Exercise requirements => Extract the text of every entry below exactly; leave images out.

### Data records

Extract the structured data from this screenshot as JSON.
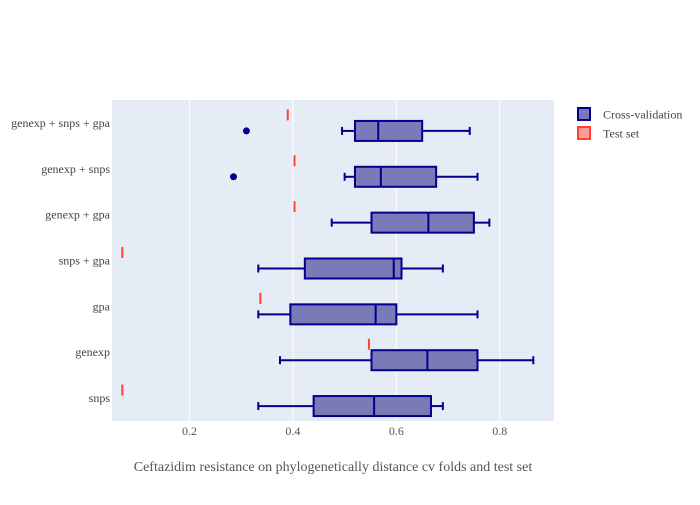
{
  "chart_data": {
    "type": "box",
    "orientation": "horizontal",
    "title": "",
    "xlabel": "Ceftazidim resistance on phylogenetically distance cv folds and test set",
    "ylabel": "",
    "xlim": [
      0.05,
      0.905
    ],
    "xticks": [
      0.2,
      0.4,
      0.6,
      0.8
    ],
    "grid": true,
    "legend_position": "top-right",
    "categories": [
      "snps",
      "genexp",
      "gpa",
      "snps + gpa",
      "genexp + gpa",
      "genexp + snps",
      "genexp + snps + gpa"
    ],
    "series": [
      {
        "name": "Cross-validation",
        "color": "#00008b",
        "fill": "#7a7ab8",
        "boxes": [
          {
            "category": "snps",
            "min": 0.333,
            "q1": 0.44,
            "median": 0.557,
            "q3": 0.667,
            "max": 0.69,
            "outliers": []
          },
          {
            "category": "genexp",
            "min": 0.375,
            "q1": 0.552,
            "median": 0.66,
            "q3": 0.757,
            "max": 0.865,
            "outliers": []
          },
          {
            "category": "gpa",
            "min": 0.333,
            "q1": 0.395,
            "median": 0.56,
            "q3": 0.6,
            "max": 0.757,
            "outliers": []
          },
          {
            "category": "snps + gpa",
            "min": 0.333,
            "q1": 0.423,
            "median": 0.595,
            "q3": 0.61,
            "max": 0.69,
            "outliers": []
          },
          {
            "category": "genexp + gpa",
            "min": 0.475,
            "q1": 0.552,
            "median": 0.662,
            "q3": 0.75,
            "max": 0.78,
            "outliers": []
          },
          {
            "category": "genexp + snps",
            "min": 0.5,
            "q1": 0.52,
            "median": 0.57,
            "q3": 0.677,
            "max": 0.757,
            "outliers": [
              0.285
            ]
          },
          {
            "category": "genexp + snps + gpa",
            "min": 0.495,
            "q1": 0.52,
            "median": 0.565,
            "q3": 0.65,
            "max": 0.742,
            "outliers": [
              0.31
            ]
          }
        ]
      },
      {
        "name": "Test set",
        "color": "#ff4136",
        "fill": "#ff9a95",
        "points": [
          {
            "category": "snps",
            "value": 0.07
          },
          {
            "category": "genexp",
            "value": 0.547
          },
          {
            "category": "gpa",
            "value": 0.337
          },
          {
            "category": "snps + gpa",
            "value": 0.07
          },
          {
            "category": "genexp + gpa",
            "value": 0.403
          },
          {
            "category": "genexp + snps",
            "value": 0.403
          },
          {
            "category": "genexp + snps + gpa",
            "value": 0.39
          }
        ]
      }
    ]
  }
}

######

Answer to this problem =>
Extract the structured data from this screenshot as JSON.
{
  "chart_data": {
    "type": "box",
    "orientation": "horizontal",
    "title": "",
    "xlabel": "Ceftazidim resistance on phylogenetically distance cv folds and test set",
    "ylabel": "",
    "xlim": [
      0.05,
      0.905
    ],
    "xticks": [
      0.2,
      0.4,
      0.6,
      0.8
    ],
    "grid": true,
    "legend_position": "top-right",
    "categories": [
      "snps",
      "genexp",
      "gpa",
      "snps + gpa",
      "genexp + gpa",
      "genexp + snps",
      "genexp + snps + gpa"
    ],
    "series": [
      {
        "name": "Cross-validation",
        "color": "#00008b",
        "fill": "#7a7ab8",
        "boxes": [
          {
            "category": "snps",
            "min": 0.333,
            "q1": 0.44,
            "median": 0.557,
            "q3": 0.667,
            "max": 0.69,
            "outliers": []
          },
          {
            "category": "genexp",
            "min": 0.375,
            "q1": 0.552,
            "median": 0.66,
            "q3": 0.757,
            "max": 0.865,
            "outliers": []
          },
          {
            "category": "gpa",
            "min": 0.333,
            "q1": 0.395,
            "median": 0.56,
            "q3": 0.6,
            "max": 0.757,
            "outliers": []
          },
          {
            "category": "snps + gpa",
            "min": 0.333,
            "q1": 0.423,
            "median": 0.595,
            "q3": 0.61,
            "max": 0.69,
            "outliers": []
          },
          {
            "category": "genexp + gpa",
            "min": 0.475,
            "q1": 0.552,
            "median": 0.662,
            "q3": 0.75,
            "max": 0.78,
            "outliers": []
          },
          {
            "category": "genexp + snps",
            "min": 0.5,
            "q1": 0.52,
            "median": 0.57,
            "q3": 0.677,
            "max": 0.757,
            "outliers": [
              0.285
            ]
          },
          {
            "category": "genexp + snps + gpa",
            "min": 0.495,
            "q1": 0.52,
            "median": 0.565,
            "q3": 0.65,
            "max": 0.742,
            "outliers": [
              0.31
            ]
          }
        ]
      },
      {
        "name": "Test set",
        "color": "#ff4136",
        "fill": "#ff9a95",
        "points": [
          {
            "category": "snps",
            "value": 0.07
          },
          {
            "category": "genexp",
            "value": 0.547
          },
          {
            "category": "gpa",
            "value": 0.337
          },
          {
            "category": "snps + gpa",
            "value": 0.07
          },
          {
            "category": "genexp + gpa",
            "value": 0.403
          },
          {
            "category": "genexp + snps",
            "value": 0.403
          },
          {
            "category": "genexp + snps + gpa",
            "value": 0.39
          }
        ]
      }
    ]
  }
}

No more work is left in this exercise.